Identify the lines bearing the string "title" and gather them.

Start of RECORD SET

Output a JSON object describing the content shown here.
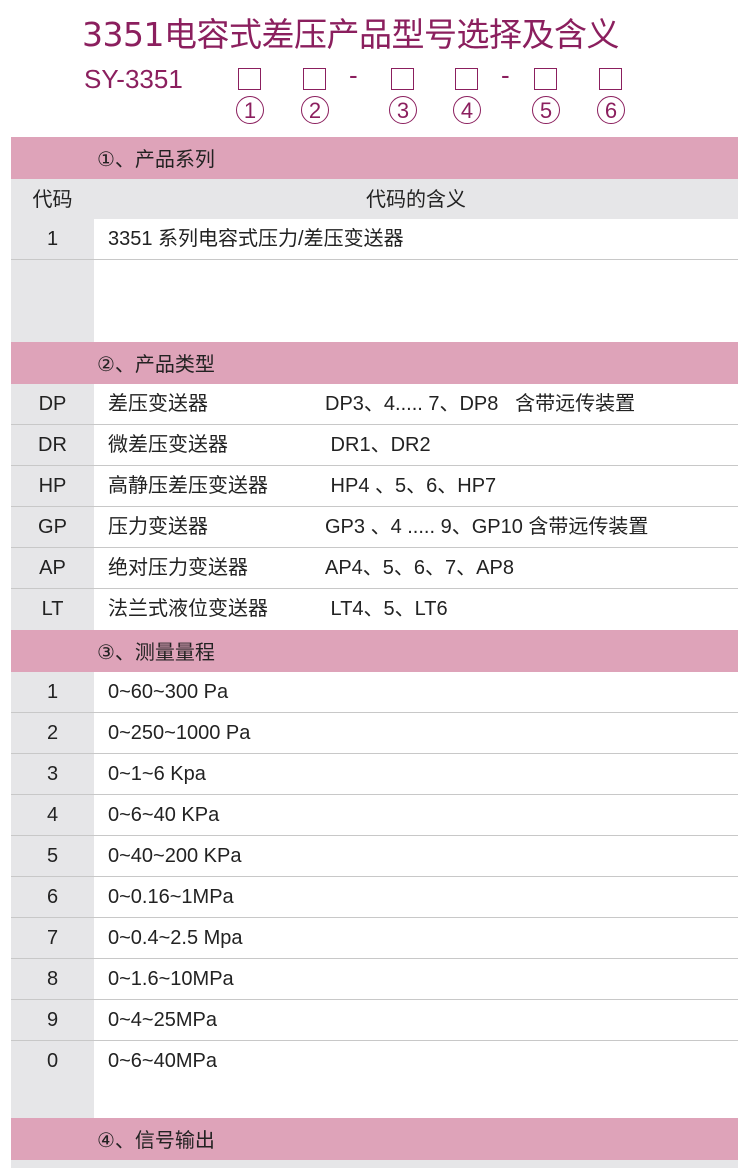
{
  "title": "3351电容式差压产品型号选择及含义",
  "model": {
    "prefix": "SY-3351",
    "dash": "-",
    "positions": [
      "①",
      "②",
      "③",
      "④",
      "⑤",
      "⑥"
    ]
  },
  "colors": {
    "accent": "#8b1f5e",
    "section_bg": "#dea3b9",
    "code_bg": "#e6e6e8"
  },
  "sections": [
    {
      "title": "①、产品系列",
      "header": {
        "code": "代码",
        "meaning": "代码的含义"
      },
      "rows": [
        {
          "code": "1",
          "desc": "3351 系列电容式压力/差压变送器"
        }
      ]
    },
    {
      "title": "②、产品类型",
      "rows": [
        {
          "code": "DP",
          "desc": "差压变送器",
          "spec": "DP3、4..... 7、DP8   含带远传装置"
        },
        {
          "code": "DR",
          "desc": "微差压变送器",
          "spec": " DR1、DR2"
        },
        {
          "code": "HP",
          "desc": "高静压差压变送器",
          "spec": " HP4 、5、6、HP7"
        },
        {
          "code": "GP",
          "desc": "压力变送器",
          "spec": "GP3 、4 ..... 9、GP10 含带远传装置"
        },
        {
          "code": "AP",
          "desc": "绝对压力变送器",
          "spec": "AP4、5、6、7、AP8"
        },
        {
          "code": "LT",
          "desc": "法兰式液位变送器",
          "spec": " LT4、5、LT6"
        }
      ]
    },
    {
      "title": "③、测量量程",
      "rows": [
        {
          "code": "1",
          "desc": "0~60~300 Pa"
        },
        {
          "code": "2",
          "desc": "0~250~1000 Pa"
        },
        {
          "code": "3",
          "desc": "0~1~6 Kpa"
        },
        {
          "code": "4",
          "desc": "0~6~40 KPa"
        },
        {
          "code": "5",
          "desc": "0~40~200 KPa"
        },
        {
          "code": "6",
          "desc": "0~0.16~1MPa"
        },
        {
          "code": "7",
          "desc": "0~0.4~2.5 Mpa"
        },
        {
          "code": "8",
          "desc": "0~1.6~10MPa"
        },
        {
          "code": "9",
          "desc": "0~4~25MPa"
        },
        {
          "code": "0",
          "desc": "0~6~40MPa"
        }
      ]
    },
    {
      "title": "④、信号输出"
    }
  ]
}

End of RECORD SET

**RESPONSE TO THE EXERCISE:**
  "title": "3351电容式差压产品型号选择及含义",
      "title": "①、产品系列",
      "title": "②、产品类型",
      "title": "③、测量量程",
      "title": "④、信号输出"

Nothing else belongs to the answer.